### Dataset records
____

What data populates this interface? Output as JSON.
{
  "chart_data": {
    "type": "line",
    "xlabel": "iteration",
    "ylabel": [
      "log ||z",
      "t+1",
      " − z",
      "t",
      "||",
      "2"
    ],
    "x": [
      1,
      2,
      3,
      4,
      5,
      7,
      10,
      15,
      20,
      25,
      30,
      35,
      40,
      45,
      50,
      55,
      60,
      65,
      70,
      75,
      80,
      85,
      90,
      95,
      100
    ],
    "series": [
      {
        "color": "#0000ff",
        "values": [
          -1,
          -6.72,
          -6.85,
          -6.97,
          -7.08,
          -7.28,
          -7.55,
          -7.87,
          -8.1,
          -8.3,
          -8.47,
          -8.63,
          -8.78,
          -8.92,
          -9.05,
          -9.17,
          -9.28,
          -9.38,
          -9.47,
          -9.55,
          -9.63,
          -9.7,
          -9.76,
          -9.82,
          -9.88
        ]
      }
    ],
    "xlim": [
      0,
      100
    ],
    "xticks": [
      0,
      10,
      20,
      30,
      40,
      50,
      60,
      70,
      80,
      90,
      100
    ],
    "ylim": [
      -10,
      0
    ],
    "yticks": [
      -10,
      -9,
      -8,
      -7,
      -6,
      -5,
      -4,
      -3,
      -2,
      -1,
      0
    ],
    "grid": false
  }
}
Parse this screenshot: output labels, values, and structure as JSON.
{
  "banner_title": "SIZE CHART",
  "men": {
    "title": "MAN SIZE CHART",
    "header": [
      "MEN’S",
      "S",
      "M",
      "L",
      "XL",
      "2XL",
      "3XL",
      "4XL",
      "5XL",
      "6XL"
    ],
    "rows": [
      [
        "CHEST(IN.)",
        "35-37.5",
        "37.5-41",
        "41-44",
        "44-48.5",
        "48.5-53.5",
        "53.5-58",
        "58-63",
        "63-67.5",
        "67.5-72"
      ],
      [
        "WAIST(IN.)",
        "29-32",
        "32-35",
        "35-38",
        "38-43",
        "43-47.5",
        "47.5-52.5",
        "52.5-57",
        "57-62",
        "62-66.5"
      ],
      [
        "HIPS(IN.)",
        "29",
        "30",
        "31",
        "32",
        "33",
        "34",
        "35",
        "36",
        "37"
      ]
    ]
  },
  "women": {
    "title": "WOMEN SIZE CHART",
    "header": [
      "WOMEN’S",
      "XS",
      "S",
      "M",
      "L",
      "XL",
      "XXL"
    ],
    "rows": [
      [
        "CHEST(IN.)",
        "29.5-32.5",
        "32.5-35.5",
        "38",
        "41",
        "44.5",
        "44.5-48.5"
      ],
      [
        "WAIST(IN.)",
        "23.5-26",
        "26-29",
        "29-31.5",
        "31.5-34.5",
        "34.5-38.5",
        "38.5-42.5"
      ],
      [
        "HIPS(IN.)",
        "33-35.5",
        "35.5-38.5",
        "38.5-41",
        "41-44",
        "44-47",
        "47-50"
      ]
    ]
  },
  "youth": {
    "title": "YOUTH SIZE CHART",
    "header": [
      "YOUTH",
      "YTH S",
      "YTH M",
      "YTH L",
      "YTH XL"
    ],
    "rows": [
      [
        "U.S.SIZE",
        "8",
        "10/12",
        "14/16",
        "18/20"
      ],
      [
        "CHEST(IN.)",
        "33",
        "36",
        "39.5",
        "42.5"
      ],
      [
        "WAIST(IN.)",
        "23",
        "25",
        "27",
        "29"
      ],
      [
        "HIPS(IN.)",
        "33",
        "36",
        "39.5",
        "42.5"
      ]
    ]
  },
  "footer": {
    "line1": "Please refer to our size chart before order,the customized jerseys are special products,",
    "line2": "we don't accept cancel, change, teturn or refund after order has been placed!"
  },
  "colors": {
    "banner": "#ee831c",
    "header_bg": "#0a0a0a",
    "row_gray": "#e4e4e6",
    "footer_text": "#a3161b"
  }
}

____

### Instructions to follow
Give the number of lines in the records above that contain the word "JSON". Reply with that number alone.

### Result
2